Reproduce all the entries exactly.

:: Record excerpts

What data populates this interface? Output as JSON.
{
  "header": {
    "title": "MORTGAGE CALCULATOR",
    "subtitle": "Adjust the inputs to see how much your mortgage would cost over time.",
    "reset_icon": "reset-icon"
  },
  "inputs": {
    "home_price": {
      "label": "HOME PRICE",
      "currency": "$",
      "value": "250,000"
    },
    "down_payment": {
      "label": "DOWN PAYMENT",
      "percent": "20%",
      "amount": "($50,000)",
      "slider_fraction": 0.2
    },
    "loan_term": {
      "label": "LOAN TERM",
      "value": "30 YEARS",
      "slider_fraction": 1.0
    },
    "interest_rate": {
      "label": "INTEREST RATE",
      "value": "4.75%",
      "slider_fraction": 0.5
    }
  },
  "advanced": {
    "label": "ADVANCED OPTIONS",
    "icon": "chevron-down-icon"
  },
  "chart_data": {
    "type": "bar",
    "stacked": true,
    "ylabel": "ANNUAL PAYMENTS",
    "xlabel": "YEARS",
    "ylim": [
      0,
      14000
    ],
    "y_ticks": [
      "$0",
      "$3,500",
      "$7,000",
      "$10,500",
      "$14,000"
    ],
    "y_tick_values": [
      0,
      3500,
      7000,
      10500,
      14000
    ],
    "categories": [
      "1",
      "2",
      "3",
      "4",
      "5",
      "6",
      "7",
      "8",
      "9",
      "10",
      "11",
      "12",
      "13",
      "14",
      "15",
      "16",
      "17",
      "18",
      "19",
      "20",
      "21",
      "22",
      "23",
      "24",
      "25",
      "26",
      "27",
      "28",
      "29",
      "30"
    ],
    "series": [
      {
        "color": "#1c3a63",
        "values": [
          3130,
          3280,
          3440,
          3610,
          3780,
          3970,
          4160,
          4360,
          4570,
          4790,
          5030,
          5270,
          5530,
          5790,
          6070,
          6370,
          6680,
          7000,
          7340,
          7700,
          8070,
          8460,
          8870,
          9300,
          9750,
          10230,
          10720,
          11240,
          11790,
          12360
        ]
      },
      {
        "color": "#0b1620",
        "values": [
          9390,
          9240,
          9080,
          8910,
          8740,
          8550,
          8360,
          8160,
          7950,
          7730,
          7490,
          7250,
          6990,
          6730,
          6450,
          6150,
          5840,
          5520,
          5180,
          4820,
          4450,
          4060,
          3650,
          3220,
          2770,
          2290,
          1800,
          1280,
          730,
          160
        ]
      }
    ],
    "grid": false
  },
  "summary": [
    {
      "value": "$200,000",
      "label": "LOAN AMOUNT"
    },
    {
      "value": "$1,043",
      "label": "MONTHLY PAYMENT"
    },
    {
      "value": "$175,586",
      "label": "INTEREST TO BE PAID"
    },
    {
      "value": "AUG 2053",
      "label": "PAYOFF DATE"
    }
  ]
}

::::

Full answer –
What data populates this interface? Output as JSON.
{
  "header": {
    "title": "MORTGAGE CALCULATOR",
    "subtitle": "Adjust the inputs to see how much your mortgage would cost over time.",
    "reset_icon": "reset-icon"
  },
  "inputs": {
    "home_price": {
      "label": "HOME PRICE",
      "currency": "$",
      "value": "250,000"
    },
    "down_payment": {
      "label": "DOWN PAYMENT",
      "percent": "20%",
      "amount": "($50,000)",
      "slider_fraction": 0.2
    },
    "loan_term": {
      "label": "LOAN TERM",
      "value": "30 YEARS",
      "slider_fraction": 1.0
    },
    "interest_rate": {
      "label": "INTEREST RATE",
      "value": "4.75%",
      "slider_fraction": 0.5
    }
  },
  "advanced": {
    "label": "ADVANCED OPTIONS",
    "icon": "chevron-down-icon"
  },
  "chart_data": {
    "type": "bar",
    "stacked": true,
    "ylabel": "ANNUAL PAYMENTS",
    "xlabel": "YEARS",
    "ylim": [
      0,
      14000
    ],
    "y_ticks": [
      "$0",
      "$3,500",
      "$7,000",
      "$10,500",
      "$14,000"
    ],
    "y_tick_values": [
      0,
      3500,
      7000,
      10500,
      14000
    ],
    "categories": [
      "1",
      "2",
      "3",
      "4",
      "5",
      "6",
      "7",
      "8",
      "9",
      "10",
      "11",
      "12",
      "13",
      "14",
      "15",
      "16",
      "17",
      "18",
      "19",
      "20",
      "21",
      "22",
      "23",
      "24",
      "25",
      "26",
      "27",
      "28",
      "29",
      "30"
    ],
    "series": [
      {
        "color": "#1c3a63",
        "values": [
          3130,
          3280,
          3440,
          3610,
          3780,
          3970,
          4160,
          4360,
          4570,
          4790,
          5030,
          5270,
          5530,
          5790,
          6070,
          6370,
          6680,
          7000,
          7340,
          7700,
          8070,
          8460,
          8870,
          9300,
          9750,
          10230,
          10720,
          11240,
          11790,
          12360
        ]
      },
      {
        "color": "#0b1620",
        "values": [
          9390,
          9240,
          9080,
          8910,
          8740,
          8550,
          8360,
          8160,
          7950,
          7730,
          7490,
          7250,
          6990,
          6730,
          6450,
          6150,
          5840,
          5520,
          5180,
          4820,
          4450,
          4060,
          3650,
          3220,
          2770,
          2290,
          1800,
          1280,
          730,
          160
        ]
      }
    ],
    "grid": false
  },
  "summary": [
    {
      "value": "$200,000",
      "label": "LOAN AMOUNT"
    },
    {
      "value": "$1,043",
      "label": "MONTHLY PAYMENT"
    },
    {
      "value": "$175,586",
      "label": "INTEREST TO BE PAID"
    },
    {
      "value": "AUG 2053",
      "label": "PAYOFF DATE"
    }
  ]
}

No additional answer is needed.